Problem -> Write out the material below again, putting "answer-button" wherever "reply-button" appears and changing nothing else. Leave out the pictures.

Listing ->
:::

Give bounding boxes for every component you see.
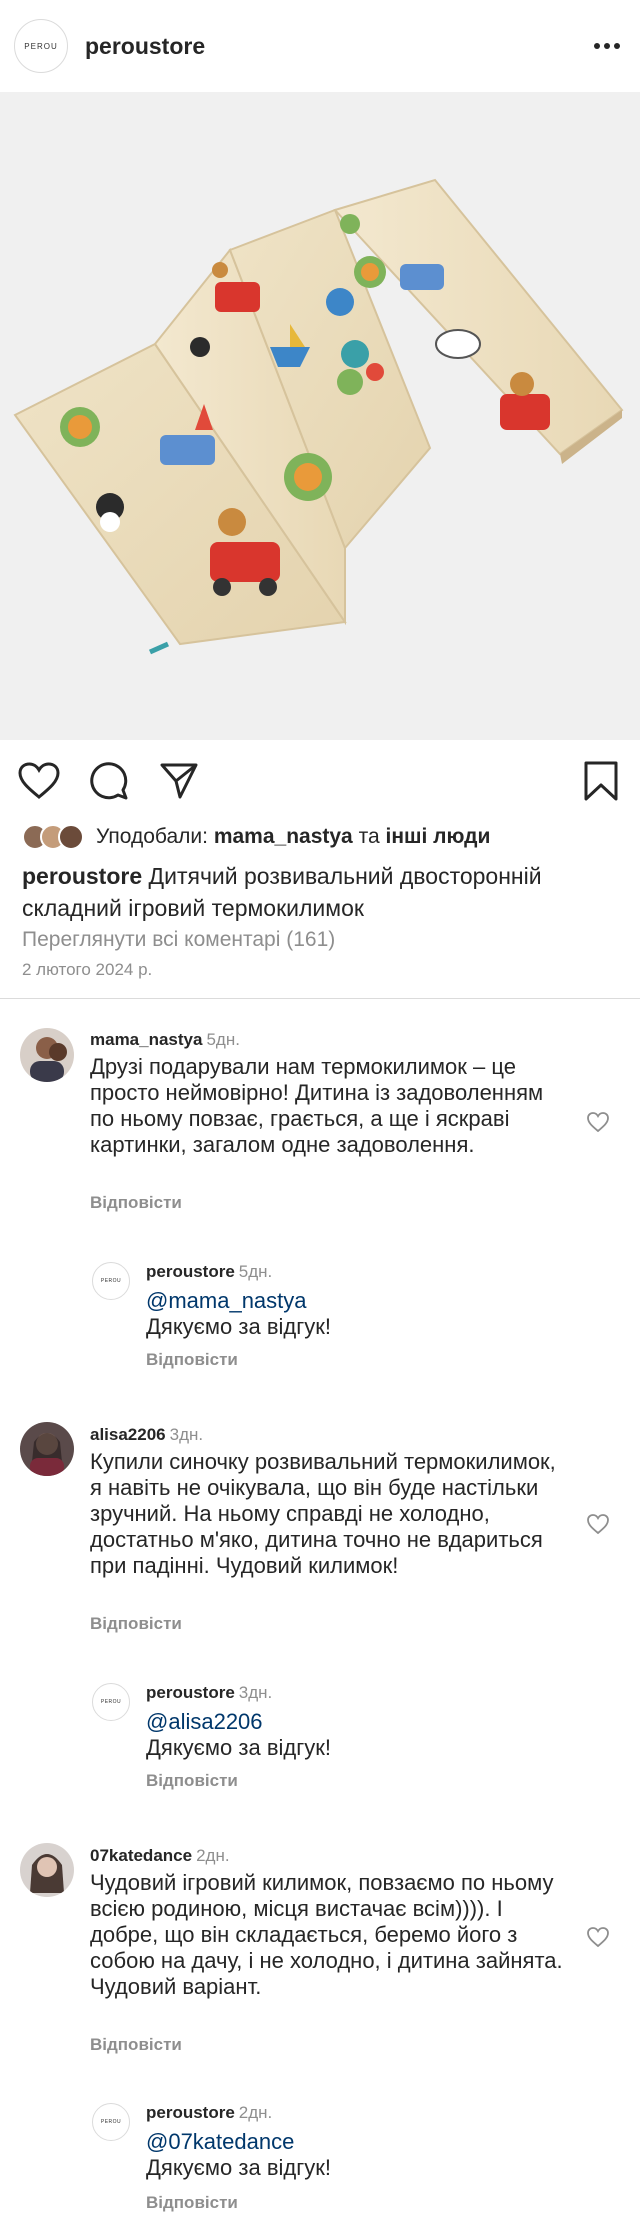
post-image[interactable] [0,92,640,740]
reply-username[interactable]: peroustore [146,1683,235,1702]
comment-time: 2дн. [196,1846,230,1865]
post-caption: peroustore Дитячий розвивальний двосторо… [22,860,622,924]
comment-username[interactable]: mama_nastya [90,1030,202,1049]
post-username[interactable]: peroustore [85,33,205,60]
reply-text: Дякуємо за відгук! [146,1314,331,1339]
post-header: PEROU peroustore [0,0,640,92]
commenter-avatar[interactable] [20,1028,74,1082]
like-comment-heart-icon[interactable] [586,1512,610,1536]
bookmark-icon[interactable] [578,758,624,804]
reply-time: 3дн. [238,1683,273,1702]
comment-username[interactable]: 07katedance [90,1846,192,1865]
reply-header: peroustore 3дн. [146,1683,272,1703]
likes-others[interactable]: інші люди [385,825,490,849]
likers-avatars [22,822,92,852]
caption-username[interactable]: peroustore [22,863,142,889]
likes-first-user[interactable]: mama_nastya [214,825,353,849]
store-logo-text: PEROU [24,41,58,51]
store-reply-avatar[interactable]: PEROU [92,2103,130,2141]
comment-time: 5дн. [206,1030,240,1049]
reply-mention[interactable]: @mama_nastya [146,1288,626,1314]
share-icon[interactable] [156,758,202,804]
reply-header: peroustore 2дн. [146,2103,272,2123]
comment-username[interactable]: alisa2206 [90,1425,166,1444]
play-mat-illustration [13,178,624,655]
reply-time: 2дн. [238,2103,273,2122]
reply-button[interactable]: Відповісти [90,1614,182,1634]
post-actions [0,758,640,808]
comment-time: 3дн. [169,1425,204,1444]
store-avatar[interactable]: PEROU [14,19,68,73]
reply-text: Дякуємо за відгук! [146,1735,331,1760]
reply-logo-text: PEROU [100,1699,122,1705]
reply-username[interactable]: peroustore [146,1262,235,1281]
reply-mention[interactable]: @07katedance [146,2129,626,2155]
view-all-comments-link[interactable]: Переглянути всі коментарі (161) [22,928,335,952]
reply-username[interactable]: peroustore [146,2103,235,2122]
reply-button[interactable]: Відповісти [146,1350,238,1370]
reply-button[interactable]: Відповісти [146,1771,238,1791]
reply-button[interactable]: Відповісти [146,2193,238,2213]
commenter-avatar[interactable] [20,1422,74,1476]
reply-button[interactable]: Відповісти [90,1193,182,1213]
like-comment-heart-icon[interactable] [586,1110,610,1134]
comment-icon[interactable] [86,758,132,804]
likes-summary[interactable]: Уподобали: mama_nastya та інші люди [22,822,490,852]
divider [0,998,640,999]
likes-connector: та [358,825,380,848]
commenter-avatar[interactable] [20,1843,74,1897]
comment-header: mama_nastya 5дн. [90,1030,240,1050]
comment-header: 07katedance 2дн. [90,1846,230,1866]
reply-header: peroustore 5дн. [146,1262,272,1282]
reply-logo-text: PEROU [100,1278,122,1284]
comment-text: Чудовий ігровий килимок, повзаємо по ньо… [90,1870,563,1999]
more-options-icon[interactable] [594,43,620,49]
comment-text: Купили синочку розвивальний термокилимок… [90,1449,556,1578]
like-comment-heart-icon[interactable] [586,1925,610,1949]
reply-mention[interactable]: @alisa2206 [146,1709,626,1735]
reply-text: Дякуємо за відгук! [146,2155,331,2180]
reply-time: 5дн. [238,1262,273,1281]
reply-logo-text: PEROU [100,2119,122,2125]
likes-prefix: Уподобали: [96,825,208,848]
comment-text: Друзі подарували нам термокилимок – це п… [90,1054,544,1157]
liker-avatar [58,824,84,850]
reply-button[interactable]: Відповісти [90,2035,182,2055]
heart-icon[interactable] [16,758,62,804]
store-reply-avatar[interactable]: PEROU [92,1262,130,1300]
post-date: 2 лютого 2024 р. [22,960,153,979]
store-reply-avatar[interactable]: PEROU [92,1683,130,1721]
comment-header: alisa2206 3дн. [90,1425,203,1445]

:::

Answer ->
Give bounding boxes for every component you see.
post-image[interactable] [0,92,640,740]
reply-username[interactable]: peroustore [146,1683,235,1702]
comment-time: 2дн. [196,1846,230,1865]
post-caption: peroustore Дитячий розвивальний двосторо… [22,860,622,924]
comment-username[interactable]: mama_nastya [90,1030,202,1049]
post-username[interactable]: peroustore [85,33,205,60]
reply-text: Дякуємо за відгук! [146,1314,331,1339]
post-header: PEROU peroustore [0,0,640,92]
commenter-avatar[interactable] [20,1028,74,1082]
like-comment-heart-icon[interactable] [586,1512,610,1536]
bookmark-icon[interactable] [578,758,624,804]
reply-time: 3дн. [238,1683,273,1702]
comment-username[interactable]: 07katedance [90,1846,192,1865]
reply-header: peroustore 3дн. [146,1683,272,1703]
likes-others[interactable]: інші люди [385,825,490,849]
likers-avatars [22,822,92,852]
caption-username[interactable]: peroustore [22,863,142,889]
likes-first-user[interactable]: mama_nastya [214,825,353,849]
store-logo-text: PEROU [24,41,58,51]
store-reply-avatar[interactable]: PEROU [92,2103,130,2141]
comment-time: 5дн. [206,1030,240,1049]
reply-mention[interactable]: @mama_nastya [146,1288,626,1314]
share-icon[interactable] [156,758,202,804]
reply-header: peroustore 2дн. [146,2103,272,2123]
comment-username[interactable]: alisa2206 [90,1425,166,1444]
play-mat-illustration [13,178,624,655]
reply-time: 2дн. [238,2103,273,2122]
answer-button[interactable]: Відповісти [90,1614,182,1634]
post-actions [0,758,640,808]
comment-time: 3дн. [169,1425,204,1444]
store-avatar[interactable]: PEROU [14,19,68,73]
reply-text: Дякуємо за відгук! [146,1735,331,1760]
reply-logo-text: PEROU [100,1699,122,1705]
reply-username[interactable]: peroustore [146,1262,235,1281]
reply-mention[interactable]: @07katedance [146,2129,626,2155]
view-all-comments-link[interactable]: Переглянути всі коментарі (161) [22,928,335,952]
reply-username[interactable]: peroustore [146,2103,235,2122]
answer-button[interactable]: Відповісти [146,1350,238,1370]
answer-button[interactable]: Відповісти [146,1771,238,1791]
answer-button[interactable]: Відповісти [146,2193,238,2213]
commenter-avatar[interactable] [20,1422,74,1476]
answer-button[interactable]: Відповісти [90,1193,182,1213]
like-comment-heart-icon[interactable] [586,1110,610,1134]
comment-icon[interactable] [86,758,132,804]
likes-summary[interactable]: Уподобали: mama_nastya та інші люди [22,822,490,852]
divider [0,998,640,999]
likes-connector: та [358,825,380,848]
commenter-avatar[interactable] [20,1843,74,1897]
comment-header: mama_nastya 5дн. [90,1030,240,1050]
comment-header: 07katedance 2дн. [90,1846,230,1866]
reply-header: peroustore 5дн. [146,1262,272,1282]
reply-logo-text: PEROU [100,1278,122,1284]
comment-text: Чудовий ігровий килимок, повзаємо по ньо… [90,1870,563,1999]
more-options-icon[interactable] [594,43,620,49]
comment-text: Купили синочку розвивальний термокилимок… [90,1449,556,1578]
like-comment-heart-icon[interactable] [586,1925,610,1949]
reply-mention[interactable]: @alisa2206 [146,1709,626,1735]
reply-text: Дякуємо за відгук! [146,2155,331,2180]
reply-time: 5дн. [238,1262,273,1281]
reply-logo-text: PEROU [100,2119,122,2125]
likes-prefix: Уподобали: [96,825,208,848]
comment-text: Друзі подарували нам термокилимок – це п… [90,1054,544,1157]
liker-avatar [58,824,84,850]
answer-button[interactable]: Відповісти [90,2035,182,2055]
heart-icon[interactable] [16,758,62,804]
store-reply-avatar[interactable]: PEROU [92,1262,130,1300]
post-date: 2 лютого 2024 р. [22,960,153,979]
store-reply-avatar[interactable]: PEROU [92,1683,130,1721]
comment-header: alisa2206 3дн. [90,1425,203,1445]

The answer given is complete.